(Dataset rows)

-- begin --

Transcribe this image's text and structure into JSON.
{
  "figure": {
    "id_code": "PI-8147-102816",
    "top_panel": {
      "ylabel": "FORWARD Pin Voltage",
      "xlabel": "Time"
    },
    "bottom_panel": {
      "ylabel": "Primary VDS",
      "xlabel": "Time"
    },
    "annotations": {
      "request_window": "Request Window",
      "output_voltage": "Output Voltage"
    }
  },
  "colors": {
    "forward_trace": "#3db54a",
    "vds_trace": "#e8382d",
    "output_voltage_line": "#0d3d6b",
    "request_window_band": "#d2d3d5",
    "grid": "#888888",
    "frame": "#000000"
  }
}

-- end --
-- begin --

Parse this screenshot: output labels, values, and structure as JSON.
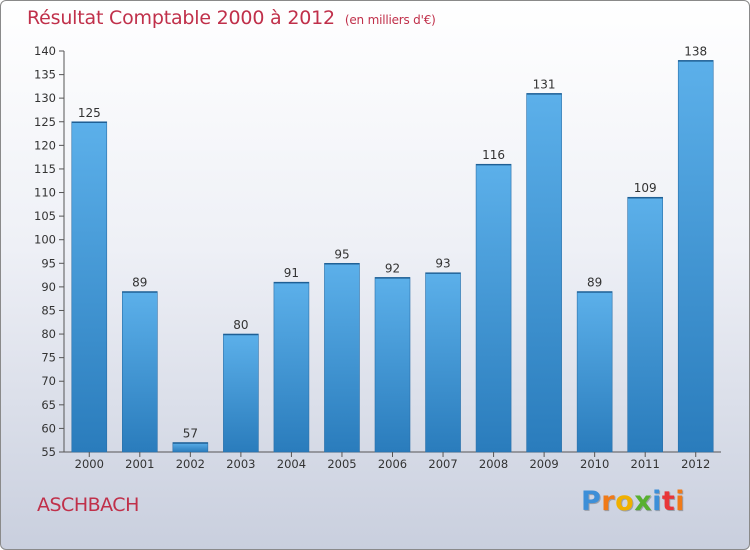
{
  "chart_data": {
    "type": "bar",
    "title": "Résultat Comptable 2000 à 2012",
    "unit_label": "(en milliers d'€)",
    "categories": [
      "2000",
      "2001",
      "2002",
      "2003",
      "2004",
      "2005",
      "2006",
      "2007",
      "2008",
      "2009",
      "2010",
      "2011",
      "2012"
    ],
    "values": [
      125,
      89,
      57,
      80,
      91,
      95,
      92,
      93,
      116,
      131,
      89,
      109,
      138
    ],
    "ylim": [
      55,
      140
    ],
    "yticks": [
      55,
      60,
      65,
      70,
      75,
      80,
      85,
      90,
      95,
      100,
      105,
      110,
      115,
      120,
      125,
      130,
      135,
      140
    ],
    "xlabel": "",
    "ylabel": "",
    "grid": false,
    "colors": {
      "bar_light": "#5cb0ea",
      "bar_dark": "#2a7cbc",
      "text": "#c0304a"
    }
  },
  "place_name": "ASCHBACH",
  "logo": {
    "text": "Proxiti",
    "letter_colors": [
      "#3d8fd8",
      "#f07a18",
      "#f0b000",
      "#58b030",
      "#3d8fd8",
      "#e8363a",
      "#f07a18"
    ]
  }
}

-- end --
-- begin --

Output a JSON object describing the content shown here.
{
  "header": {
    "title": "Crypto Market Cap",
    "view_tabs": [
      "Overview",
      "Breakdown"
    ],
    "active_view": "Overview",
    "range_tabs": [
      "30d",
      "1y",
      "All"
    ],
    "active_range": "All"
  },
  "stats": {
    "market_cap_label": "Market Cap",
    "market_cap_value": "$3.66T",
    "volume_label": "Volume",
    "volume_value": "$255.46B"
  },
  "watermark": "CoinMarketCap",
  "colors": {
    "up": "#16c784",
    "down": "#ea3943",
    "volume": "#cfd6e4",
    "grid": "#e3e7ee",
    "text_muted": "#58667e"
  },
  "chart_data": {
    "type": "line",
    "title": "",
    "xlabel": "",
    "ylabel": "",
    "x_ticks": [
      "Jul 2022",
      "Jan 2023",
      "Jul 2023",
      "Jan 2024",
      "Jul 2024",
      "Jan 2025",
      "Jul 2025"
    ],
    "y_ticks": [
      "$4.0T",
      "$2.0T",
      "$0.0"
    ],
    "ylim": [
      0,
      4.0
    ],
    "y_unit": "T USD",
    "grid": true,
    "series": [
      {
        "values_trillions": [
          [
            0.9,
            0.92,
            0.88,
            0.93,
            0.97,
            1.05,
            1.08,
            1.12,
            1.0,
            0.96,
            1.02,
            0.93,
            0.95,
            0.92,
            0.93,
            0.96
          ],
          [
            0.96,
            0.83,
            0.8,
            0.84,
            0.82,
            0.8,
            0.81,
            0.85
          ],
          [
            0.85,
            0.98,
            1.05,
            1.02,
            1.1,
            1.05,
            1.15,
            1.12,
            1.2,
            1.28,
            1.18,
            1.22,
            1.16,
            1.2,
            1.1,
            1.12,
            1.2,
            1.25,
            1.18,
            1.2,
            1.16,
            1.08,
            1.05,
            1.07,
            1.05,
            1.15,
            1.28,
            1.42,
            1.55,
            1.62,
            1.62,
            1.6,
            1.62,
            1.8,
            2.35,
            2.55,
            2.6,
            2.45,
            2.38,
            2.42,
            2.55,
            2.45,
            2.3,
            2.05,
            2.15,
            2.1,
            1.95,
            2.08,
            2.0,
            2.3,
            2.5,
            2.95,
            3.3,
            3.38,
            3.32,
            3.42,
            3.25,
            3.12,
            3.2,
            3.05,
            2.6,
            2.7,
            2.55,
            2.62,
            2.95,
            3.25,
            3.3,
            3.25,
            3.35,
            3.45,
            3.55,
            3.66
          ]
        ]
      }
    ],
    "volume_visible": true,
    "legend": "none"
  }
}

-- end --

**Problem details**.
Each line holding "this" must be found and copied.

**Final answer**.
Transcribe this image's text and structure into JSON.
Parse this screenshot: output labels, values, and structure as JSON.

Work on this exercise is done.